DO THIS
Return all lines in the material below that contain "alemán".

DATA LINES
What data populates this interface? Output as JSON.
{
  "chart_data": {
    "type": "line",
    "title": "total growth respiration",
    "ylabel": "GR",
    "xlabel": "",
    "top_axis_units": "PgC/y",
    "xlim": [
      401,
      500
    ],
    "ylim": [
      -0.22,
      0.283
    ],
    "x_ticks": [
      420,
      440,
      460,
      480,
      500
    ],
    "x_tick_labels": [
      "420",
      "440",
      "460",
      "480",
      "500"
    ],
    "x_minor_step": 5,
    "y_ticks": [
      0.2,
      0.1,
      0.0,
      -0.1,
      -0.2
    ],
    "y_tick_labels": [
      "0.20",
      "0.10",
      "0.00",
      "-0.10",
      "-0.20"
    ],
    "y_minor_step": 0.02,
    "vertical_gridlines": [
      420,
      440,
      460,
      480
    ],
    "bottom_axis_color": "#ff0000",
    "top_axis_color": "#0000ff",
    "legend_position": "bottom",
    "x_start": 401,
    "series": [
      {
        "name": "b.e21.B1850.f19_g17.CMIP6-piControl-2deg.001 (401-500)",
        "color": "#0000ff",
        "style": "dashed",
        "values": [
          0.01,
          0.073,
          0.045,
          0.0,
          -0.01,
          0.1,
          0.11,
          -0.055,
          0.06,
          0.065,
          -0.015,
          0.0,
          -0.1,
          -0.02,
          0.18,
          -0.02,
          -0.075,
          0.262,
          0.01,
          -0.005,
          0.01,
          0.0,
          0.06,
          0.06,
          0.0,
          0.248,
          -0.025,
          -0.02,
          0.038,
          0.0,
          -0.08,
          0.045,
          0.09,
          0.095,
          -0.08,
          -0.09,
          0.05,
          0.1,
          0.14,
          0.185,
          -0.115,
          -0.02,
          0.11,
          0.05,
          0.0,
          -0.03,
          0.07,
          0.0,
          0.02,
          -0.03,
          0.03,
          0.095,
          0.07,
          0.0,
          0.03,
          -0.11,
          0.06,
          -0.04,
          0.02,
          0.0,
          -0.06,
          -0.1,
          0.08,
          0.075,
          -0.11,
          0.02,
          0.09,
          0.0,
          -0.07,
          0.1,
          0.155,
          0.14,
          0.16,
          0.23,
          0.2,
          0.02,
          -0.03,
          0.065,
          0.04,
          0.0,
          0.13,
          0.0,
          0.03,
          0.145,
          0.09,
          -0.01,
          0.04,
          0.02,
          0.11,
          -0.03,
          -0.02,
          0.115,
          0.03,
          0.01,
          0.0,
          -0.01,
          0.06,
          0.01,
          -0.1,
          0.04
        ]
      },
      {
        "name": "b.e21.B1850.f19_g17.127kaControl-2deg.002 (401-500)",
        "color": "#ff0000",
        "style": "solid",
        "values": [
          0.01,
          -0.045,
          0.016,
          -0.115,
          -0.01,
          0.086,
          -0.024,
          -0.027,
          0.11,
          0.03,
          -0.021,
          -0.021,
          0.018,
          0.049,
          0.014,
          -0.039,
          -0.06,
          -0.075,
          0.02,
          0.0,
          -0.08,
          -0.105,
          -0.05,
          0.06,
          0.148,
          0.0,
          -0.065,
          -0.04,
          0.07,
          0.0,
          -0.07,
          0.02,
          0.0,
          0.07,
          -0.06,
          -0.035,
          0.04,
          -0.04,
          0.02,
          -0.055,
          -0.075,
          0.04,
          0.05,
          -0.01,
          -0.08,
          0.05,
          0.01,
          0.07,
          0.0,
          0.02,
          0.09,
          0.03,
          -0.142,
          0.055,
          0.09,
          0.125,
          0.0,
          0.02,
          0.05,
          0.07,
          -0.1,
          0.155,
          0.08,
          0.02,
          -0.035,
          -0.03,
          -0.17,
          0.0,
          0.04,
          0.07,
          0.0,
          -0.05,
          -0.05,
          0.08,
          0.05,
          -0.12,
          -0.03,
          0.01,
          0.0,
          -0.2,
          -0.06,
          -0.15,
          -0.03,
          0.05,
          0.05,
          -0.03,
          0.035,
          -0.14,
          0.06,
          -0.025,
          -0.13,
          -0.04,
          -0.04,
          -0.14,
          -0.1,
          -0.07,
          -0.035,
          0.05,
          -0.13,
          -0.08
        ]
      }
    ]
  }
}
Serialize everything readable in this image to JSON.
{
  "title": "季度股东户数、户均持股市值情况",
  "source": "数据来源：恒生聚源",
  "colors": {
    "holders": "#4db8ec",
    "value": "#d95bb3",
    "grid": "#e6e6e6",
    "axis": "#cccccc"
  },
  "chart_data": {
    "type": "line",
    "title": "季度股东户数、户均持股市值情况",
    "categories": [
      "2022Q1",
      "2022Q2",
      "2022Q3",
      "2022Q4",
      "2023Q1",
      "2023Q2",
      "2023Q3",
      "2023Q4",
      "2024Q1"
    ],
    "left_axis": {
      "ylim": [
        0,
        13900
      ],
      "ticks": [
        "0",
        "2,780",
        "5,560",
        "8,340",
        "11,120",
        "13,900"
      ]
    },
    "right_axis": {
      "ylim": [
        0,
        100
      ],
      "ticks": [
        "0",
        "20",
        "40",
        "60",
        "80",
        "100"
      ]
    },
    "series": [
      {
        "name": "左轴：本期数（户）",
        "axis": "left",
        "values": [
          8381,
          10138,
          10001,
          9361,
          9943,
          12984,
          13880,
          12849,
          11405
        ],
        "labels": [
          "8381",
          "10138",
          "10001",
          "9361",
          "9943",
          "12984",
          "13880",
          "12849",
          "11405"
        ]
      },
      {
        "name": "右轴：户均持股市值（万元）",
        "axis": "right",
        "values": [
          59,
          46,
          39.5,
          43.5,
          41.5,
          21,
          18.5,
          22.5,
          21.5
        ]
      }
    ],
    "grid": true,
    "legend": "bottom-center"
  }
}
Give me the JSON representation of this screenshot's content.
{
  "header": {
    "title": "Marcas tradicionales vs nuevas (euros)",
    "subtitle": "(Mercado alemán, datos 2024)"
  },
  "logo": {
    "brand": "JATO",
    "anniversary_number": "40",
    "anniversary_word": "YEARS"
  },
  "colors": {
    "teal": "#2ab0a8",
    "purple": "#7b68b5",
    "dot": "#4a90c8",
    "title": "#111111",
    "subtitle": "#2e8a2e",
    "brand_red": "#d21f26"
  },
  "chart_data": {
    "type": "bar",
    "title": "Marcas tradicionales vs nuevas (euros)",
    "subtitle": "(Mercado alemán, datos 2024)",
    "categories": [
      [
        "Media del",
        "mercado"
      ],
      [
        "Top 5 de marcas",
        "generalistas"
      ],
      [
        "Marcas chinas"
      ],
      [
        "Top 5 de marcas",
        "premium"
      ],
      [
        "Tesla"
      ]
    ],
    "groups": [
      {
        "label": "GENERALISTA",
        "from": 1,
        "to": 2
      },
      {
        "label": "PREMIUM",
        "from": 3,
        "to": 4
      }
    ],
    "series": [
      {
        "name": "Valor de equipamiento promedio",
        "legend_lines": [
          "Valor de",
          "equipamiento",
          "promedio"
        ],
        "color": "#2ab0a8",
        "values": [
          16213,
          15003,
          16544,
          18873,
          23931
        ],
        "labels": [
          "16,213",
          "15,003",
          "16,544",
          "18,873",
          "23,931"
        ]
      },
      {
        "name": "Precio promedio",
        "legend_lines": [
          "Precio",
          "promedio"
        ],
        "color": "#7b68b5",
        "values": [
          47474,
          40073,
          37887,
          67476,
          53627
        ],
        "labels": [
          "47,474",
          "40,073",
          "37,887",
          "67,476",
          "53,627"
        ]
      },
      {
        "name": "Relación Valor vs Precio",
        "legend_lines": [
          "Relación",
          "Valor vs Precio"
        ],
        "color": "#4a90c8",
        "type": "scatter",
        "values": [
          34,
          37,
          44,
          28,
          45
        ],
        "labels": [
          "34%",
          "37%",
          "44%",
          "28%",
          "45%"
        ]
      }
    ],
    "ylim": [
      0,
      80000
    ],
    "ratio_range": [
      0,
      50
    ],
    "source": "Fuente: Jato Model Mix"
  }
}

EXERCISE OUTPUT
    "subtitle": "(Mercado alemán, datos 2024)"
    "subtitle": "(Mercado alemán, datos 2024)",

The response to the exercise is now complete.